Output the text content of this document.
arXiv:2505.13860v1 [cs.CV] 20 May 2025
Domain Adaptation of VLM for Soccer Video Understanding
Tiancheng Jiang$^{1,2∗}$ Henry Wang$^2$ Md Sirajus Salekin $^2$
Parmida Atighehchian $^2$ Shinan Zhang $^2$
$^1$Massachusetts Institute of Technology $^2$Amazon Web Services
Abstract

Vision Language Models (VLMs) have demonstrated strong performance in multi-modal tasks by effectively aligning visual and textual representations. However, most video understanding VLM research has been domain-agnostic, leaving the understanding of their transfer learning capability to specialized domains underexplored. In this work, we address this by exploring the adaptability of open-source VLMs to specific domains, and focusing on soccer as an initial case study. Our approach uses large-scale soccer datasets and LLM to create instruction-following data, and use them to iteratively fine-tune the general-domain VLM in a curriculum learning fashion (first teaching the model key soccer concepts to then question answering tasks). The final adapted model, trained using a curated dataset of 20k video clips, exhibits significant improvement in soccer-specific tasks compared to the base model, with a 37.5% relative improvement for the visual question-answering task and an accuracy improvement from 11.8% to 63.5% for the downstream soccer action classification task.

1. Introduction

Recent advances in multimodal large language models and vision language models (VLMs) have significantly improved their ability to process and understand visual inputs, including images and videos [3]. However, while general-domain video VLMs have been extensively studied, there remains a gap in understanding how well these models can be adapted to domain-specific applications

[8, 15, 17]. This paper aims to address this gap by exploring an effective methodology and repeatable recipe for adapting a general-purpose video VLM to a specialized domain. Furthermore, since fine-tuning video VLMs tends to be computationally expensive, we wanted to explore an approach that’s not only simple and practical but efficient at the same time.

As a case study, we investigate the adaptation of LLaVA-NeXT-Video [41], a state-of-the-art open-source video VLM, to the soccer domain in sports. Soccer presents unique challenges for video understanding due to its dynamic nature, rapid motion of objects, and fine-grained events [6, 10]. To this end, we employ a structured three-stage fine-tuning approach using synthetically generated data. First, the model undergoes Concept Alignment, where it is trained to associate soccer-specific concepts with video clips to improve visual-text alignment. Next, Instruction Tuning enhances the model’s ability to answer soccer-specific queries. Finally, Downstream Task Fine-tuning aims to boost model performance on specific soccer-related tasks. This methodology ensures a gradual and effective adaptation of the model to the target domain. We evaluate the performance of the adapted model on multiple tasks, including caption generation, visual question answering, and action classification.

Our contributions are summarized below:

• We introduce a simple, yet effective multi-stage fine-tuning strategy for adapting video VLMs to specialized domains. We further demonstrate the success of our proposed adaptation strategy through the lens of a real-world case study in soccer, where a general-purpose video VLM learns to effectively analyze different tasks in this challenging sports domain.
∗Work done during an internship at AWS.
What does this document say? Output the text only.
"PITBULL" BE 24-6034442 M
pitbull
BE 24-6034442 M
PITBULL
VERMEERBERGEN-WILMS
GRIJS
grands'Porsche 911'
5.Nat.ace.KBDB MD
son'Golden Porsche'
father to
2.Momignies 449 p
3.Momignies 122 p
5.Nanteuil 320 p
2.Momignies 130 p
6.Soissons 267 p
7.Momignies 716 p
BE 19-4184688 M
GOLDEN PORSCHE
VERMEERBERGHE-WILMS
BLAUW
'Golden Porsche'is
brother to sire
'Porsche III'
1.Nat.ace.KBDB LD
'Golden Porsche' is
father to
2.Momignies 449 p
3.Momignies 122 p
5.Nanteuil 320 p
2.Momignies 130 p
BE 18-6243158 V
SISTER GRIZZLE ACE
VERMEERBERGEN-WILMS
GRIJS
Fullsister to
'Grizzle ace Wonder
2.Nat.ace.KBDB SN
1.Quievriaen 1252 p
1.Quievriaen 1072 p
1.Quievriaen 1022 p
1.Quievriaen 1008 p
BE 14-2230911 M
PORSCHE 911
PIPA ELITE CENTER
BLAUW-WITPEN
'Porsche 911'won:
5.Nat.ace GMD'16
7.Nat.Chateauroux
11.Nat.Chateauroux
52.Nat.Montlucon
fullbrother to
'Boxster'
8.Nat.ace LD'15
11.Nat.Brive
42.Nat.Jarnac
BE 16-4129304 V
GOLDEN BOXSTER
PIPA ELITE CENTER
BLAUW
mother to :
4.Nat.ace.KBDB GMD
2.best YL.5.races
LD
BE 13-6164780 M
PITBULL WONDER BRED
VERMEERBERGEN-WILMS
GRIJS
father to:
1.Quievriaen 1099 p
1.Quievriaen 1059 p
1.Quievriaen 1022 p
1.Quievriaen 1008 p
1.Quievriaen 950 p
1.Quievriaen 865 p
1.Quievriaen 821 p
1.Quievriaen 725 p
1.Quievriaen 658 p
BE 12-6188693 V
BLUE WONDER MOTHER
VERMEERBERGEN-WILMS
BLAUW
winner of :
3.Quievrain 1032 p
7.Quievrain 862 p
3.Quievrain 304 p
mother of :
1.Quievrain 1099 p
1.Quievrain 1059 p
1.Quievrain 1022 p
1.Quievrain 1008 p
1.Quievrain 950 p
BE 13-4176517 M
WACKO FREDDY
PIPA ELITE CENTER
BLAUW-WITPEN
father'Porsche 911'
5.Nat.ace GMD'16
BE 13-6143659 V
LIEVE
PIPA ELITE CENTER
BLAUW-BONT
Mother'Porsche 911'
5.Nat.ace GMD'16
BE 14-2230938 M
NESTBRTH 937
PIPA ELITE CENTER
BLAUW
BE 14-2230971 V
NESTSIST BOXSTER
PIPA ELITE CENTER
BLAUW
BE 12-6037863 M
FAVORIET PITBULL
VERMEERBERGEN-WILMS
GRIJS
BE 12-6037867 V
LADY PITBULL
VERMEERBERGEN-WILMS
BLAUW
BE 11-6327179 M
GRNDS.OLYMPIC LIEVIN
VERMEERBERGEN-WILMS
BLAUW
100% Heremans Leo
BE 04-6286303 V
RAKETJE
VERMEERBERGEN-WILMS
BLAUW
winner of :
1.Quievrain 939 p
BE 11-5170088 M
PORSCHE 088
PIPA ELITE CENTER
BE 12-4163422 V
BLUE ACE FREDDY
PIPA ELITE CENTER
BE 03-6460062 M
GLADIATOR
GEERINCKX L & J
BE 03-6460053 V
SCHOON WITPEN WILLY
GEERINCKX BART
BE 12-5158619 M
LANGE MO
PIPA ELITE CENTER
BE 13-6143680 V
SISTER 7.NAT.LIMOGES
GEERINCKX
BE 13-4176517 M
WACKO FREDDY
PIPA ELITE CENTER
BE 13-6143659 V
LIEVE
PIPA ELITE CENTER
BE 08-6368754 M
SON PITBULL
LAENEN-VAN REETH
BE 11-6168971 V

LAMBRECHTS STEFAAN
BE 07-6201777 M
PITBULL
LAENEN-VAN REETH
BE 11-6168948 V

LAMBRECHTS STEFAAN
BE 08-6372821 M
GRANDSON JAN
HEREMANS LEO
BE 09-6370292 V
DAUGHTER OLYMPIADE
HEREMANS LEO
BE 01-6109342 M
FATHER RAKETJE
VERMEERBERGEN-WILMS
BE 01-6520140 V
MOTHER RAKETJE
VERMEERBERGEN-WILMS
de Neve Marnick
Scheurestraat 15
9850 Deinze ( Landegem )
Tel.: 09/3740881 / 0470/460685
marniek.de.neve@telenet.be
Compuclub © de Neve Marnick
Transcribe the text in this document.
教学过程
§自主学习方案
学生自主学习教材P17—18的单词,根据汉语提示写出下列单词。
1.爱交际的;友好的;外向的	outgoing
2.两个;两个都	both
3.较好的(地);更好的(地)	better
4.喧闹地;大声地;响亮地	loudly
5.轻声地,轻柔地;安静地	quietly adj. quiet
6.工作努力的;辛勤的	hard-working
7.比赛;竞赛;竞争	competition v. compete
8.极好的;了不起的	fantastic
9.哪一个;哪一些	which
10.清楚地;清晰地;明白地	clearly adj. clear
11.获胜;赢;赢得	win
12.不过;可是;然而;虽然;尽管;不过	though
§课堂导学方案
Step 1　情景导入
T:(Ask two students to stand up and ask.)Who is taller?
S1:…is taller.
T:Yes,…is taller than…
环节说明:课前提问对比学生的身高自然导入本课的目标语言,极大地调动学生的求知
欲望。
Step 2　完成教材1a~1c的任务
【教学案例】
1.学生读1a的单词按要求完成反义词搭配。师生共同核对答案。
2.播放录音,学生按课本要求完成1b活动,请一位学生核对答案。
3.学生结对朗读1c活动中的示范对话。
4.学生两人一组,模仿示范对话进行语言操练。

[What to work on]:
Only the lines from the one that contains "Transcribe the text in this document." to the end of the data should be output, exactly as they appear.

[Correct response]:
Transcribe the text in this document.
教学过程
§自主学习方案
学生自主学习教材P17—18的单词,根据汉语提示写出下列单词。
1.爱交际的;友好的;外向的	outgoing
2.两个;两个都	both
3.较好的(地);更好的(地)	better
4.喧闹地;大声地;响亮地	loudly
5.轻声地,轻柔地;安静地	quietly adj. quiet
6.工作努力的;辛勤的	hard-working
7.比赛;竞赛;竞争	competition v. compete
8.极好的;了不起的	fantastic
9.哪一个;哪一些	which
10.清楚地;清晰地;明白地	clearly adj. clear
11.获胜;赢;赢得	win
12.不过;可是;然而;虽然;尽管;不过	though
§课堂导学方案
Step 1　情景导入
T:(Ask two students to stand up and ask.)Who is taller?
S1:…is taller.
T:Yes,…is taller than…
环节说明:课前提问对比学生的身高自然导入本课的目标语言,极大地调动学生的求知
欲望。
Step 2　完成教材1a~1c的任务
【教学案例】
1.学生读1a的单词按要求完成反义词搭配。师生共同核对答案。
2.播放录音,学生按课本要求完成1b活动,请一位学生核对答案。
3.学生结对朗读1c活动中的示范对话。
4.学生两人一组,模仿示范对话进行语言操练。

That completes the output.